--- start EXCERPTED RECORDS ---

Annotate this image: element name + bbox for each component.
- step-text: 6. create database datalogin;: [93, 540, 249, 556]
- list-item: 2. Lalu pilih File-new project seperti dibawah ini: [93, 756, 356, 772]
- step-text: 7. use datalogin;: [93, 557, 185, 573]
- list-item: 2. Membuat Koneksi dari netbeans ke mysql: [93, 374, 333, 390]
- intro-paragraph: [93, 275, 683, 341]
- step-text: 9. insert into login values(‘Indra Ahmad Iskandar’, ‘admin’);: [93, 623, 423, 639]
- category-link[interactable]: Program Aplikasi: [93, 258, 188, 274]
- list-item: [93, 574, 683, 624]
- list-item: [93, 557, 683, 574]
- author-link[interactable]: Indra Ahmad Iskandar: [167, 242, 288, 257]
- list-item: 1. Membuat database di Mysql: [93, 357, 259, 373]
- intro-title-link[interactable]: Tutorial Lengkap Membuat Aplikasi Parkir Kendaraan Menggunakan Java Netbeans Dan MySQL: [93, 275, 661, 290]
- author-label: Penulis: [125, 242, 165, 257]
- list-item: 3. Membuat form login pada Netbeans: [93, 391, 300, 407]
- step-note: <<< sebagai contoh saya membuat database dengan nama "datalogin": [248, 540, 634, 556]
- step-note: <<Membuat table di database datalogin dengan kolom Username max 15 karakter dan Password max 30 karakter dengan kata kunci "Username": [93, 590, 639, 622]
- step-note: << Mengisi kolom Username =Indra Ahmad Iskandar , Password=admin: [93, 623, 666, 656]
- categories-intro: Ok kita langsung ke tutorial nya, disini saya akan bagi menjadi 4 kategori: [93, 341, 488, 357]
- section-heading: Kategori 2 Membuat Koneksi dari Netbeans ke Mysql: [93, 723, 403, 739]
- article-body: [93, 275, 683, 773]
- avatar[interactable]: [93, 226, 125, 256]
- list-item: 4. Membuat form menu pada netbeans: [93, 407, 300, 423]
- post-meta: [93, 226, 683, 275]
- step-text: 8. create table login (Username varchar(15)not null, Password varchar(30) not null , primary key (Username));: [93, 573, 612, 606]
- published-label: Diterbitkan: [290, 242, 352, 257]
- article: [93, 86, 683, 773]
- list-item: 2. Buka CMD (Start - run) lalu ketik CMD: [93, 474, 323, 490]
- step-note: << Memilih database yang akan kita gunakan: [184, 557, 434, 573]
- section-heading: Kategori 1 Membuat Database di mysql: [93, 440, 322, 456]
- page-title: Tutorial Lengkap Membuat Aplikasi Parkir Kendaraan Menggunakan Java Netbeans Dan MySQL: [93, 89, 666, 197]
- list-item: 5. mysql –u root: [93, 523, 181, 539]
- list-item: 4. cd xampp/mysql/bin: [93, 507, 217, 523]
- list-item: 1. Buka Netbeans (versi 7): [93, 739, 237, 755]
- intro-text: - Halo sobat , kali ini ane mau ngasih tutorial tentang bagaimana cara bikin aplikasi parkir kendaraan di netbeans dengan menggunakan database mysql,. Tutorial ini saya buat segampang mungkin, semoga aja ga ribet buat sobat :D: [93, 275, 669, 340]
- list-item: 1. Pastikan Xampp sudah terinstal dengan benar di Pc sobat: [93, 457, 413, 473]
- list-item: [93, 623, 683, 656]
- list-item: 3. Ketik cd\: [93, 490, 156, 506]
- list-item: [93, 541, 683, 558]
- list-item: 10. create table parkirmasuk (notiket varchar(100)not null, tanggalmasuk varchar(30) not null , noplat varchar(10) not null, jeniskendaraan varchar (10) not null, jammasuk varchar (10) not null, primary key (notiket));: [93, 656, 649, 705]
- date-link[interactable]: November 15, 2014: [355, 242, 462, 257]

--- end EXCERPTED RECORDS ---

§ **TO BE DONE**:
Locate each line in the items above that contains the string "admin", and copy every such line in full.

§ **COMPLETE ANSWER**:
- step-text: 9. insert into login values(‘Indra Ahmad Iskandar’, ‘admin’);: [93, 623, 423, 639]
- step-note: << Mengisi kolom Username =Indra Ahmad Iskandar , Password=admin: [93, 623, 666, 656]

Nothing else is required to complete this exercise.